Stated goal:
Copy the lines holding the word "ylabel", all of them.

Dataset listings of figures:
━━━━━━

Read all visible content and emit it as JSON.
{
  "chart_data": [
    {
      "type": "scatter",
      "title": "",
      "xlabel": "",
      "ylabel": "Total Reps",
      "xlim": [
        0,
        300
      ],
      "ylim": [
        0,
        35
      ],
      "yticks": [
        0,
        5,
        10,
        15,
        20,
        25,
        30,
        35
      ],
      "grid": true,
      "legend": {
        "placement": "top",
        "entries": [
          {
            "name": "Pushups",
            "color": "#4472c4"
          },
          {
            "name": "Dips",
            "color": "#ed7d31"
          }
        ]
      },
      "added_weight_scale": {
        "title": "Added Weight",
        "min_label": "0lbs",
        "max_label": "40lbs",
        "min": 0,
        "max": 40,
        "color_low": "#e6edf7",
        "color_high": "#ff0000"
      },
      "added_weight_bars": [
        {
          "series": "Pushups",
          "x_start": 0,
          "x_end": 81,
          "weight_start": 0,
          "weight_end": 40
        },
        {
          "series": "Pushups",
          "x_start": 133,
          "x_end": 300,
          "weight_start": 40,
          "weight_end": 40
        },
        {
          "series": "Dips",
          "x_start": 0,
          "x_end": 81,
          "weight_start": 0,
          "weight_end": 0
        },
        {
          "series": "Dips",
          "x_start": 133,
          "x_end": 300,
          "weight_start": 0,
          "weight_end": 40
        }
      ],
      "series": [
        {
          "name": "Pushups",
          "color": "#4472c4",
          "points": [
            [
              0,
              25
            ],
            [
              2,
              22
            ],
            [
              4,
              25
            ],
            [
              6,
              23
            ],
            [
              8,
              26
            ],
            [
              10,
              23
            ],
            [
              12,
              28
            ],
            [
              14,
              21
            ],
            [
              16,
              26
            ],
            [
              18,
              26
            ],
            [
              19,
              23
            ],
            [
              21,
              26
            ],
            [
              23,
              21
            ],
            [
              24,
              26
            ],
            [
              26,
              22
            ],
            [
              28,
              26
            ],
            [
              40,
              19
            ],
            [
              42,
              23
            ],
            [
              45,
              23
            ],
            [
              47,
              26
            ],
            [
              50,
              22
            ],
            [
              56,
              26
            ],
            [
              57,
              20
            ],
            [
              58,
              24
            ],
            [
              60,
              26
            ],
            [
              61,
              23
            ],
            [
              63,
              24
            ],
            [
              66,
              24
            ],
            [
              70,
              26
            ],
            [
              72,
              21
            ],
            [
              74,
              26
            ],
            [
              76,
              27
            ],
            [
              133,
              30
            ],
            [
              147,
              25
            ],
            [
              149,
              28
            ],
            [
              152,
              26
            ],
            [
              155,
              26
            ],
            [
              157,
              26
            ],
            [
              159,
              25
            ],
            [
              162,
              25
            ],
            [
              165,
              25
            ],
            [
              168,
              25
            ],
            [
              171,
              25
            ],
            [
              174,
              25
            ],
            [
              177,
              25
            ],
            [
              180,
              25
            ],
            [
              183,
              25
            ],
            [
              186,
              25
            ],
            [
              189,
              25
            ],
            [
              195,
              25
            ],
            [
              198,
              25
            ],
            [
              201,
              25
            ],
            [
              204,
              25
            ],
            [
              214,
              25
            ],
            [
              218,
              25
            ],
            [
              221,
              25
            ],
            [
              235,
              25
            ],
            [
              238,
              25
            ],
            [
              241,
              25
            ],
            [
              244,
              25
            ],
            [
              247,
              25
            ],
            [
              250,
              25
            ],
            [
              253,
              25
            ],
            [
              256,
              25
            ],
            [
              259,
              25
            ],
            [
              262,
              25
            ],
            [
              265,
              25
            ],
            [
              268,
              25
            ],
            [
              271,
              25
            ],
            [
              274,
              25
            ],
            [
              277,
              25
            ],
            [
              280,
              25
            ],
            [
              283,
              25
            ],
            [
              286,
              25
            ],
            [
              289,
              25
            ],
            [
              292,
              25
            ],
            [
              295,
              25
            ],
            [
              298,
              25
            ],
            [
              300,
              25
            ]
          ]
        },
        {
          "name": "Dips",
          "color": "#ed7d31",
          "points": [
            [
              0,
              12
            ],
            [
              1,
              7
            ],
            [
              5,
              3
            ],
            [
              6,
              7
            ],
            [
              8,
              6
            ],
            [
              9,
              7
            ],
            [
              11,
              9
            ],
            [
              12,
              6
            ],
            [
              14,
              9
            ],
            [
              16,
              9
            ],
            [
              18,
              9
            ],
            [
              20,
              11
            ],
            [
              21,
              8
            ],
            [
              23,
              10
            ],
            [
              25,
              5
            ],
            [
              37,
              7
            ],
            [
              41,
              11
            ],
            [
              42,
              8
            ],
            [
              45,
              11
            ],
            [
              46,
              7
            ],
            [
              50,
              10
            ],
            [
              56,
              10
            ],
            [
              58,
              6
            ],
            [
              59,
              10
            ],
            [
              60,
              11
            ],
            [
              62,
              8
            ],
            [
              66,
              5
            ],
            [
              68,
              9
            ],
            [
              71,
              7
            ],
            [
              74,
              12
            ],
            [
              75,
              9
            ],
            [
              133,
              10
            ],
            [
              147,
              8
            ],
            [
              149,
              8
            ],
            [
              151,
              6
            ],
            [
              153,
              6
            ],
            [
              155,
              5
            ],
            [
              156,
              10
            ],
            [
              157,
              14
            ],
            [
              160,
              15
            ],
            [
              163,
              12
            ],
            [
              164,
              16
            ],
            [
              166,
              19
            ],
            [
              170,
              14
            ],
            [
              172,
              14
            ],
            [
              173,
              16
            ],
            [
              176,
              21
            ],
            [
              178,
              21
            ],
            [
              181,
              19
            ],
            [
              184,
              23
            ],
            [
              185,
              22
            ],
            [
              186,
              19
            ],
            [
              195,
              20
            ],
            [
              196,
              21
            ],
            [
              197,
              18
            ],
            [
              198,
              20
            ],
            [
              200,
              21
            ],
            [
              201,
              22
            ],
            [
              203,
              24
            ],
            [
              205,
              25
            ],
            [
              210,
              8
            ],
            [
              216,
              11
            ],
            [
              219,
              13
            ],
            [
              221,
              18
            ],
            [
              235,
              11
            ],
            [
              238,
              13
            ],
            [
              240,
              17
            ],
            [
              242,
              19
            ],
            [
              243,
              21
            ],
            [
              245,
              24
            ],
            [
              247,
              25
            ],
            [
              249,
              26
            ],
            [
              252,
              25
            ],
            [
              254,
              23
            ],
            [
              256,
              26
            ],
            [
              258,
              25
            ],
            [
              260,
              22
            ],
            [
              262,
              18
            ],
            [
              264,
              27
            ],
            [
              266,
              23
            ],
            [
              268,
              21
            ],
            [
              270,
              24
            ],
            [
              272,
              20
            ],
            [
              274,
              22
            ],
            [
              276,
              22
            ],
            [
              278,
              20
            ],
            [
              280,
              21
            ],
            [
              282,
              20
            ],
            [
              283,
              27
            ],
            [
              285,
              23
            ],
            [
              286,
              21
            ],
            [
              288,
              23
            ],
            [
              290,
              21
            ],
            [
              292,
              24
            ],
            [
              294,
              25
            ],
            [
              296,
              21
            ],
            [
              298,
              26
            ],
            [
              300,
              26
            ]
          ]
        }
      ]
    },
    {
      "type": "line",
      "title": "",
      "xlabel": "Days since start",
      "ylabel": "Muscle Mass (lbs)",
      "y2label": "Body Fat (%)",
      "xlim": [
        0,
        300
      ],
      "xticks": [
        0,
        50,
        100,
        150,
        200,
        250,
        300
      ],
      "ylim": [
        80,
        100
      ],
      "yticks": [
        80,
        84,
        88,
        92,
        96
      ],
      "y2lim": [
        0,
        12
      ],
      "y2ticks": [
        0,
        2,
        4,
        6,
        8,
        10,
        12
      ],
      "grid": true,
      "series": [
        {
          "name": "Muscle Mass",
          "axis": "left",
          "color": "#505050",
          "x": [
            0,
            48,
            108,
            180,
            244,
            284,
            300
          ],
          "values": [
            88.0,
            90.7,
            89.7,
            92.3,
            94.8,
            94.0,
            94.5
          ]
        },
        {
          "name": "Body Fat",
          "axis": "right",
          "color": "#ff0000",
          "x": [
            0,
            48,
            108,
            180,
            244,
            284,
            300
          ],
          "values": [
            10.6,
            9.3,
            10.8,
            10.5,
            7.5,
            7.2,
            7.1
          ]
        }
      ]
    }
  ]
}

━━━━━━

Completed exercise:
      "ylabel": "Total Reps",
      "ylabel": "Muscle Mass (lbs)",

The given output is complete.